■ EXERCISE REQUIREMENTS
Each entry must be reproduced precisely as it stands.

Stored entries
__________
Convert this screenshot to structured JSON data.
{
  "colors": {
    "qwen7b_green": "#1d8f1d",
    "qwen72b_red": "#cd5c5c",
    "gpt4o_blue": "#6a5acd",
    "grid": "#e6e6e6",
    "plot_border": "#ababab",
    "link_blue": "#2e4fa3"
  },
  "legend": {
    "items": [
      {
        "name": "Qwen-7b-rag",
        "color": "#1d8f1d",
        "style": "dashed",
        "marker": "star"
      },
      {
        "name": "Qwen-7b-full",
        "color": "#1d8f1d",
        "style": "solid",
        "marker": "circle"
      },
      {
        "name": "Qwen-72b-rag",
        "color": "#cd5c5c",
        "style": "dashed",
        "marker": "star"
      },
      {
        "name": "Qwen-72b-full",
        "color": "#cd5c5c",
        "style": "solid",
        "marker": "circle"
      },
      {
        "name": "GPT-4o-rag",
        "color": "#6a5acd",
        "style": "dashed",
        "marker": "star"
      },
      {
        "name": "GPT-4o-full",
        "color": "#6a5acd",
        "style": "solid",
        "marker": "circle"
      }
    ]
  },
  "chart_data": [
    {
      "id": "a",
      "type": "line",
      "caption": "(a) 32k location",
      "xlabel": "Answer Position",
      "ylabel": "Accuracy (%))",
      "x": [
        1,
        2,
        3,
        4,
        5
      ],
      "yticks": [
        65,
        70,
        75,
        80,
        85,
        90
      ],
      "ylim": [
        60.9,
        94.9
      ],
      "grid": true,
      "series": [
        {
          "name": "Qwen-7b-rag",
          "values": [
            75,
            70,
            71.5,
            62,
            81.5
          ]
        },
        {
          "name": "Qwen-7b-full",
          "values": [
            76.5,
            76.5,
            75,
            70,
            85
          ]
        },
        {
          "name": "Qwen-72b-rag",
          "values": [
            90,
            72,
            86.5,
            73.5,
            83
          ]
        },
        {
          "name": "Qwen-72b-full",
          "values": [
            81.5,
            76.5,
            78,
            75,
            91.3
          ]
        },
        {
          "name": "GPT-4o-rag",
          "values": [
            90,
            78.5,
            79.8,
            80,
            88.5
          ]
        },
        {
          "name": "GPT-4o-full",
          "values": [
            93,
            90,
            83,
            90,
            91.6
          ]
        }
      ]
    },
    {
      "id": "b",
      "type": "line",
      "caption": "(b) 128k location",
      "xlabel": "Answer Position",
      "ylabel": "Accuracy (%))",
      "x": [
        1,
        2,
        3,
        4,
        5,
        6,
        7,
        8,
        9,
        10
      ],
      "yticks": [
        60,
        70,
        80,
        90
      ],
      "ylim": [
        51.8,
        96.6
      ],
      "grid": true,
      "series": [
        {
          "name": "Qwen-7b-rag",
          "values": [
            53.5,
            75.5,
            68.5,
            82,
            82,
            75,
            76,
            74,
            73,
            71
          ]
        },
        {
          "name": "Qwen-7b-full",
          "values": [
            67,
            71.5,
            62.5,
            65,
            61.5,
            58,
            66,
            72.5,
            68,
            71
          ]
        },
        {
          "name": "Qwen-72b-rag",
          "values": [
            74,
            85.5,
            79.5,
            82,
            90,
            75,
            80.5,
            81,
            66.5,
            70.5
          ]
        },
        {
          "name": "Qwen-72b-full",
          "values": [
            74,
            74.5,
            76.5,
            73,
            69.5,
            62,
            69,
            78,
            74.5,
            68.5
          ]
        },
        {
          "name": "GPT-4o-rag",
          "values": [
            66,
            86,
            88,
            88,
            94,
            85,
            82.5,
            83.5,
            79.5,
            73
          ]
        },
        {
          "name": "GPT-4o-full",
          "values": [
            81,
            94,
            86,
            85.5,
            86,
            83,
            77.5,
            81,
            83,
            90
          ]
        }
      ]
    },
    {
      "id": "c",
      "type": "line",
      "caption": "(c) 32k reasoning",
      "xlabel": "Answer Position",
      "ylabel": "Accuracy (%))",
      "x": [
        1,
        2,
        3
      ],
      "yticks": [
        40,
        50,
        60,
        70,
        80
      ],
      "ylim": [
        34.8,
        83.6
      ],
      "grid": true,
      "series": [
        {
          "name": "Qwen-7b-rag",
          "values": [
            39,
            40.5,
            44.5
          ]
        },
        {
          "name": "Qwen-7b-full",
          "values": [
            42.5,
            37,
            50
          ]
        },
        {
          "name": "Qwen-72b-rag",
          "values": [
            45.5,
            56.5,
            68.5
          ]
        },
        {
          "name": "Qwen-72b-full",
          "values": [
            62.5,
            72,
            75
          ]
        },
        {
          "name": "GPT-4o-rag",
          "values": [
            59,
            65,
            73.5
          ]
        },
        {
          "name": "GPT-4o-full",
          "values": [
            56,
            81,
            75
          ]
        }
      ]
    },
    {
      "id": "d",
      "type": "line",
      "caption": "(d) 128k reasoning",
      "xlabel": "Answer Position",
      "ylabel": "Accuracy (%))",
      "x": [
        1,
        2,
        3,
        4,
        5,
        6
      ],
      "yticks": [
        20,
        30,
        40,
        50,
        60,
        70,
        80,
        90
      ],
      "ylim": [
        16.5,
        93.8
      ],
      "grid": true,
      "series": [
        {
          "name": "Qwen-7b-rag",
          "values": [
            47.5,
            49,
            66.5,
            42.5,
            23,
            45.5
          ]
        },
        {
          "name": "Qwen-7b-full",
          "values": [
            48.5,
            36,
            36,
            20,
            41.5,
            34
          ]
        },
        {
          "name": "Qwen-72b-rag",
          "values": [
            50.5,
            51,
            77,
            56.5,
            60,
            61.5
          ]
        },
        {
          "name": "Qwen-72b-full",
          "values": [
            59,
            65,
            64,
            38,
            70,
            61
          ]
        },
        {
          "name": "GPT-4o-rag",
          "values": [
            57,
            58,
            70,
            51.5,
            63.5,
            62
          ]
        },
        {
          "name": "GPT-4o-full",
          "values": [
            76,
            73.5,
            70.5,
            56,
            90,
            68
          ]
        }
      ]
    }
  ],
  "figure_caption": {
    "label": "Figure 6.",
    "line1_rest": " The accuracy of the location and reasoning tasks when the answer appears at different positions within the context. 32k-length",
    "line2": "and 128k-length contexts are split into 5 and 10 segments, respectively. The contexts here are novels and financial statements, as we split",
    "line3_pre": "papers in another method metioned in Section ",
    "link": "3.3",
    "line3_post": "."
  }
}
__________
■ TASK SOLUTION
Convert this screenshot to structured JSON data.
{
  "colors": {
    "qwen7b_green": "#1d8f1d",
    "qwen72b_red": "#cd5c5c",
    "gpt4o_blue": "#6a5acd",
    "grid": "#e6e6e6",
    "plot_border": "#ababab",
    "link_blue": "#2e4fa3"
  },
  "legend": {
    "items": [
      {
        "name": "Qwen-7b-rag",
        "color": "#1d8f1d",
        "style": "dashed",
        "marker": "star"
      },
      {
        "name": "Qwen-7b-full",
        "color": "#1d8f1d",
        "style": "solid",
        "marker": "circle"
      },
      {
        "name": "Qwen-72b-rag",
        "color": "#cd5c5c",
        "style": "dashed",
        "marker": "star"
      },
      {
        "name": "Qwen-72b-full",
        "color": "#cd5c5c",
        "style": "solid",
        "marker": "circle"
      },
      {
        "name": "GPT-4o-rag",
        "color": "#6a5acd",
        "style": "dashed",
        "marker": "star"
      },
      {
        "name": "GPT-4o-full",
        "color": "#6a5acd",
        "style": "solid",
        "marker": "circle"
      }
    ]
  },
  "chart_data": [
    {
      "id": "a",
      "type": "line",
      "caption": "(a) 32k location",
      "xlabel": "Answer Position",
      "ylabel": "Accuracy (%))",
      "x": [
        1,
        2,
        3,
        4,
        5
      ],
      "yticks": [
        65,
        70,
        75,
        80,
        85,
        90
      ],
      "ylim": [
        60.9,
        94.9
      ],
      "grid": true,
      "series": [
        {
          "name": "Qwen-7b-rag",
          "values": [
            75,
            70,
            71.5,
            62,
            81.5
          ]
        },
        {
          "name": "Qwen-7b-full",
          "values": [
            76.5,
            76.5,
            75,
            70,
            85
          ]
        },
        {
          "name": "Qwen-72b-rag",
          "values": [
            90,
            72,
            86.5,
            73.5,
            83
          ]
        },
        {
          "name": "Qwen-72b-full",
          "values": [
            81.5,
            76.5,
            78,
            75,
            91.3
          ]
        },
        {
          "name": "GPT-4o-rag",
          "values": [
            90,
            78.5,
            79.8,
            80,
            88.5
          ]
        },
        {
          "name": "GPT-4o-full",
          "values": [
            93,
            90,
            83,
            90,
            91.6
          ]
        }
      ]
    },
    {
      "id": "b",
      "type": "line",
      "caption": "(b) 128k location",
      "xlabel": "Answer Position",
      "ylabel": "Accuracy (%))",
      "x": [
        1,
        2,
        3,
        4,
        5,
        6,
        7,
        8,
        9,
        10
      ],
      "yticks": [
        60,
        70,
        80,
        90
      ],
      "ylim": [
        51.8,
        96.6
      ],
      "grid": true,
      "series": [
        {
          "name": "Qwen-7b-rag",
          "values": [
            53.5,
            75.5,
            68.5,
            82,
            82,
            75,
            76,
            74,
            73,
            71
          ]
        },
        {
          "name": "Qwen-7b-full",
          "values": [
            67,
            71.5,
            62.5,
            65,
            61.5,
            58,
            66,
            72.5,
            68,
            71
          ]
        },
        {
          "name": "Qwen-72b-rag",
          "values": [
            74,
            85.5,
            79.5,
            82,
            90,
            75,
            80.5,
            81,
            66.5,
            70.5
          ]
        },
        {
          "name": "Qwen-72b-full",
          "values": [
            74,
            74.5,
            76.5,
            73,
            69.5,
            62,
            69,
            78,
            74.5,
            68.5
          ]
        },
        {
          "name": "GPT-4o-rag",
          "values": [
            66,
            86,
            88,
            88,
            94,
            85,
            82.5,
            83.5,
            79.5,
            73
          ]
        },
        {
          "name": "GPT-4o-full",
          "values": [
            81,
            94,
            86,
            85.5,
            86,
            83,
            77.5,
            81,
            83,
            90
          ]
        }
      ]
    },
    {
      "id": "c",
      "type": "line",
      "caption": "(c) 32k reasoning",
      "xlabel": "Answer Position",
      "ylabel": "Accuracy (%))",
      "x": [
        1,
        2,
        3
      ],
      "yticks": [
        40,
        50,
        60,
        70,
        80
      ],
      "ylim": [
        34.8,
        83.6
      ],
      "grid": true,
      "series": [
        {
          "name": "Qwen-7b-rag",
          "values": [
            39,
            40.5,
            44.5
          ]
        },
        {
          "name": "Qwen-7b-full",
          "values": [
            42.5,
            37,
            50
          ]
        },
        {
          "name": "Qwen-72b-rag",
          "values": [
            45.5,
            56.5,
            68.5
          ]
        },
        {
          "name": "Qwen-72b-full",
          "values": [
            62.5,
            72,
            75
          ]
        },
        {
          "name": "GPT-4o-rag",
          "values": [
            59,
            65,
            73.5
          ]
        },
        {
          "name": "GPT-4o-full",
          "values": [
            56,
            81,
            75
          ]
        }
      ]
    },
    {
      "id": "d",
      "type": "line",
      "caption": "(d) 128k reasoning",
      "xlabel": "Answer Position",
      "ylabel": "Accuracy (%))",
      "x": [
        1,
        2,
        3,
        4,
        5,
        6
      ],
      "yticks": [
        20,
        30,
        40,
        50,
        60,
        70,
        80,
        90
      ],
      "ylim": [
        16.5,
        93.8
      ],
      "grid": true,
      "series": [
        {
          "name": "Qwen-7b-rag",
          "values": [
            47.5,
            49,
            66.5,
            42.5,
            23,
            45.5
          ]
        },
        {
          "name": "Qwen-7b-full",
          "values": [
            48.5,
            36,
            36,
            20,
            41.5,
            34
          ]
        },
        {
          "name": "Qwen-72b-rag",
          "values": [
            50.5,
            51,
            77,
            56.5,
            60,
            61.5
          ]
        },
        {
          "name": "Qwen-72b-full",
          "values": [
            59,
            65,
            64,
            38,
            70,
            61
          ]
        },
        {
          "name": "GPT-4o-rag",
          "values": [
            57,
            58,
            70,
            51.5,
            63.5,
            62
          ]
        },
        {
          "name": "GPT-4o-full",
          "values": [
            76,
            73.5,
            70.5,
            56,
            90,
            68
          ]
        }
      ]
    }
  ],
  "figure_caption": {
    "label": "Figure 6.",
    "line1_rest": " The accuracy of the location and reasoning tasks when the answer appears at different positions within the context. 32k-length",
    "line2": "and 128k-length contexts are split into 5 and 10 segments, respectively. The contexts here are novels and financial statements, as we split",
    "line3_pre": "papers in another method metioned in Section ",
    "link": "3.3",
    "line3_post": "."
  }
}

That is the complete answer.